● **WRITTEN TASK**
Print all records exactly, leaving nothing out.
::::
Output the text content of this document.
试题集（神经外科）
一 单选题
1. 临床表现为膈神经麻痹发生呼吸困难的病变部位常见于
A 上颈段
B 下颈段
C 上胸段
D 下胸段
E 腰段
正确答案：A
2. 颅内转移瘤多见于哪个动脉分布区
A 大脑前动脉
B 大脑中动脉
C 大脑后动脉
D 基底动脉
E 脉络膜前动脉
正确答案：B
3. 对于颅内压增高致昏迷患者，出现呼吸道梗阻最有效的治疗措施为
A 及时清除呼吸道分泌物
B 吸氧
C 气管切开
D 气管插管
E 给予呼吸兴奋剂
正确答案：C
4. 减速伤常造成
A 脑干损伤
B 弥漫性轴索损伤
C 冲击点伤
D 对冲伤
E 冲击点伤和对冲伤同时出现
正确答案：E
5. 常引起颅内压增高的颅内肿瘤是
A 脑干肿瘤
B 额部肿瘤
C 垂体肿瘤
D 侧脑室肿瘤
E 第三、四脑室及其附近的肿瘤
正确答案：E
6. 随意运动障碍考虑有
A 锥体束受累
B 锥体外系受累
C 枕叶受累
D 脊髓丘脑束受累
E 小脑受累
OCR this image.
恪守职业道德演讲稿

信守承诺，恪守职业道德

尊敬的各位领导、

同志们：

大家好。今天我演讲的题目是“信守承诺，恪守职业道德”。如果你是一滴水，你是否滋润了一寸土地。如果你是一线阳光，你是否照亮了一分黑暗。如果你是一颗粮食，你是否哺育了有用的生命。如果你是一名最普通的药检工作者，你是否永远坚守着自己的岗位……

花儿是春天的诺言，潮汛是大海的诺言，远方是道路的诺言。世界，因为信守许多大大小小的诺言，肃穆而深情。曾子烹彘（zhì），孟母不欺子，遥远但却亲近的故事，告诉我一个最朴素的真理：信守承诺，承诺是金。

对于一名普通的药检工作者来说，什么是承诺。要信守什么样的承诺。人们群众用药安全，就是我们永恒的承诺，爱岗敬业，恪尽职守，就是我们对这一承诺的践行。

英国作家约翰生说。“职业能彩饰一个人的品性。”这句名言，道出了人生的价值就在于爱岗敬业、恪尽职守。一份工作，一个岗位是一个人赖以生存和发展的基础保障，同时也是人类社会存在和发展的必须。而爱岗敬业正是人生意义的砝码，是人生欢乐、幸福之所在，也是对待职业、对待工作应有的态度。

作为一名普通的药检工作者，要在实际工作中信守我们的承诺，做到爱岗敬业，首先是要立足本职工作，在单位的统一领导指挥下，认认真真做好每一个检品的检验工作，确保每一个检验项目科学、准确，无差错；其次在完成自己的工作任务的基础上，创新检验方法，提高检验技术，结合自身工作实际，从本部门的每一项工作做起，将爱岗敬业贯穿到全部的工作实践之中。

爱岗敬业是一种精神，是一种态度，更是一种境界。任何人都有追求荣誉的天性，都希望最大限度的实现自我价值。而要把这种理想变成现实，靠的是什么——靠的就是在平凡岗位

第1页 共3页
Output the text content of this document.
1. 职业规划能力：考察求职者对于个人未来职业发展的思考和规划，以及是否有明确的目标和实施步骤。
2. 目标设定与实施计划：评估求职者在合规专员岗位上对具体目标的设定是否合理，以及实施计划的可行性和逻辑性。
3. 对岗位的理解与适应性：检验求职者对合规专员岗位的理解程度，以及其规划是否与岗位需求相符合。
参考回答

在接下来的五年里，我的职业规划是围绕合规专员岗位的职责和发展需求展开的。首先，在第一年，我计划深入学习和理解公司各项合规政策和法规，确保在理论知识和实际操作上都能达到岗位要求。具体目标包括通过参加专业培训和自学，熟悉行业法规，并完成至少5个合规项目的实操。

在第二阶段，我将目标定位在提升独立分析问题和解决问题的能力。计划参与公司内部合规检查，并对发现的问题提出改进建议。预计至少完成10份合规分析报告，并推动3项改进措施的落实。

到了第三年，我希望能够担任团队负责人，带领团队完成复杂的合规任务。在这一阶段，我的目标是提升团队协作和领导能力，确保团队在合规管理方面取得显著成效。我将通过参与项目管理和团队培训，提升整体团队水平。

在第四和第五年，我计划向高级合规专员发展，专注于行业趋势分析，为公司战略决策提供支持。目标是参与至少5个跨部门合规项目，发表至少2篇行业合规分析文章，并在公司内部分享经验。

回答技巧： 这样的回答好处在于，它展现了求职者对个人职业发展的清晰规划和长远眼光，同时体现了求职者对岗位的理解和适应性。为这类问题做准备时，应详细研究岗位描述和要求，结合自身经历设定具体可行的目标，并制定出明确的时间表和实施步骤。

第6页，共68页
::::
● **EXPECTED OUTPUT**
Output the text content of this document.
试题集（神经外科）
一 单选题
1. 临床表现为膈神经麻痹发生呼吸困难的病变部位常见于
A 上颈段
B 下颈段
C 上胸段
D 下胸段
E 腰段
正确答案：A
2. 颅内转移瘤多见于哪个动脉分布区
A 大脑前动脉
B 大脑中动脉
C 大脑后动脉
D 基底动脉
E 脉络膜前动脉
正确答案：B
3. 对于颅内压增高致昏迷患者，出现呼吸道梗阻最有效的治疗措施为
A 及时清除呼吸道分泌物
B 吸氧
C 气管切开
D 气管插管
E 给予呼吸兴奋剂
正确答案：C
4. 减速伤常造成
A 脑干损伤
B 弥漫性轴索损伤
C 冲击点伤
D 对冲伤
E 冲击点伤和对冲伤同时出现
正确答案：E
5. 常引起颅内压增高的颅内肿瘤是
A 脑干肿瘤
B 额部肿瘤
C 垂体肿瘤
D 侧脑室肿瘤
E 第三、四脑室及其附近的肿瘤
正确答案：E
6. 随意运动障碍考虑有
A 锥体束受累
B 锥体外系受累
C 枕叶受累
D 脊髓丘脑束受累
E 小脑受累
OCR this image.
恪守职业道德演讲稿

信守承诺，恪守职业道德

尊敬的各位领导、

同志们：

大家好。今天我演讲的题目是“信守承诺，恪守职业道德”。如果你是一滴水，你是否滋润了一寸土地。如果你是一线阳光，你是否照亮了一分黑暗。如果你是一颗粮食，你是否哺育了有用的生命。如果你是一名最普通的药检工作者，你是否永远坚守着自己的岗位……

花儿是春天的诺言，潮汛是大海的诺言，远方是道路的诺言。世界，因为信守许多大大小小的诺言，肃穆而深情。曾子烹彘（zhì），孟母不欺子，遥远但却亲近的故事，告诉我一个最朴素的真理：信守承诺，承诺是金。

对于一名普通的药检工作者来说，什么是承诺。要信守什么样的承诺。人们群众用药安全，就是我们永恒的承诺，爱岗敬业，恪尽职守，就是我们对这一承诺的践行。

英国作家约翰生说。“职业能彩饰一个人的品性。”这句名言，道出了人生的价值就在于爱岗敬业、恪尽职守。一份工作，一个岗位是一个人赖以生存和发展的基础保障，同时也是人类社会存在和发展的必须。而爱岗敬业正是人生意义的砝码，是人生欢乐、幸福之所在，也是对待职业、对待工作应有的态度。

作为一名普通的药检工作者，要在实际工作中信守我们的承诺，做到爱岗敬业，首先是要立足本职工作，在单位的统一领导指挥下，认认真真做好每一个检品的检验工作，确保每一个检验项目科学、准确，无差错；其次在完成自己的工作任务的基础上，创新检验方法，提高检验技术，结合自身工作实际，从本部门的每一项工作做起，将爱岗敬业贯穿到全部的工作实践之中。

爱岗敬业是一种精神，是一种态度，更是一种境界。任何人都有追求荣誉的天性，都希望最大限度的实现自我价值。而要把这种理想变成现实，靠的是什么——靠的就是在平凡岗位

第1页 共3页
Output the text content of this document.
1. 职业规划能力：考察求职者对于个人未来职业发展的思考和规划，以及是否有明确的目标和实施步骤。
2. 目标设定与实施计划：评估求职者在合规专员岗位上对具体目标的设定是否合理，以及实施计划的可行性和逻辑性。
3. 对岗位的理解与适应性：检验求职者对合规专员岗位的理解程度，以及其规划是否与岗位需求相符合。
参考回答

在接下来的五年里，我的职业规划是围绕合规专员岗位的职责和发展需求展开的。首先，在第一年，我计划深入学习和理解公司各项合规政策和法规，确保在理论知识和实际操作上都能达到岗位要求。具体目标包括通过参加专业培训和自学，熟悉行业法规，并完成至少5个合规项目的实操。

在第二阶段，我将目标定位在提升独立分析问题和解决问题的能力。计划参与公司内部合规检查，并对发现的问题提出改进建议。预计至少完成10份合规分析报告，并推动3项改进措施的落实。

到了第三年，我希望能够担任团队负责人，带领团队完成复杂的合规任务。在这一阶段，我的目标是提升团队协作和领导能力，确保团队在合规管理方面取得显著成效。我将通过参与项目管理和团队培训，提升整体团队水平。

在第四和第五年，我计划向高级合规专员发展，专注于行业趋势分析，为公司战略决策提供支持。目标是参与至少5个跨部门合规项目，发表至少2篇行业合规分析文章，并在公司内部分享经验。

回答技巧： 这样的回答好处在于，它展现了求职者对个人职业发展的清晰规划和长远眼光，同时体现了求职者对岗位的理解和适应性。为这类问题做准备时，应详细研究岗位描述和要求，结合自身经历设定具体可行的目标，并制定出明确的时间表和实施步骤。

第6页，共68页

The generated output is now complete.